▶ **Exercise prompt**:
Collect every line that includes the string "duplicates".

▶ **Provided entries**:
******
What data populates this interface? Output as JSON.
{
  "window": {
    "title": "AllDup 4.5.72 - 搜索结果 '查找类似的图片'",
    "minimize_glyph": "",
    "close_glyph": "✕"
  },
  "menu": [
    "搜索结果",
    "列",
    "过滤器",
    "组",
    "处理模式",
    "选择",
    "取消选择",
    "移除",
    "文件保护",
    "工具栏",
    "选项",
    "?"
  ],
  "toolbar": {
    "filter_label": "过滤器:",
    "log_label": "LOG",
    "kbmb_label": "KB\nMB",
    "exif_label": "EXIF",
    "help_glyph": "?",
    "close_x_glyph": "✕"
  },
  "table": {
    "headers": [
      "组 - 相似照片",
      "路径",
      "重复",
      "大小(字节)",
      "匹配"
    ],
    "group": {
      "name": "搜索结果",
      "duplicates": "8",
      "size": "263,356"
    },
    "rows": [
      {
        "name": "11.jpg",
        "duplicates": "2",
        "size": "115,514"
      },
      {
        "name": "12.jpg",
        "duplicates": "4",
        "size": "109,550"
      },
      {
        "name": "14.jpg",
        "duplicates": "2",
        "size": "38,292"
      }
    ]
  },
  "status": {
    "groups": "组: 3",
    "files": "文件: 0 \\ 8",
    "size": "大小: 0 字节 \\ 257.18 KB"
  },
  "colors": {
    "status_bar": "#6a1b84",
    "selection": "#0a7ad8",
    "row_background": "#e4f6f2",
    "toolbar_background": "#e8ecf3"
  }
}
******
▶ **Output of the exercise**:
      "duplicates": "8",
        "duplicates": "2",
        "duplicates": "4",
        "duplicates": "2",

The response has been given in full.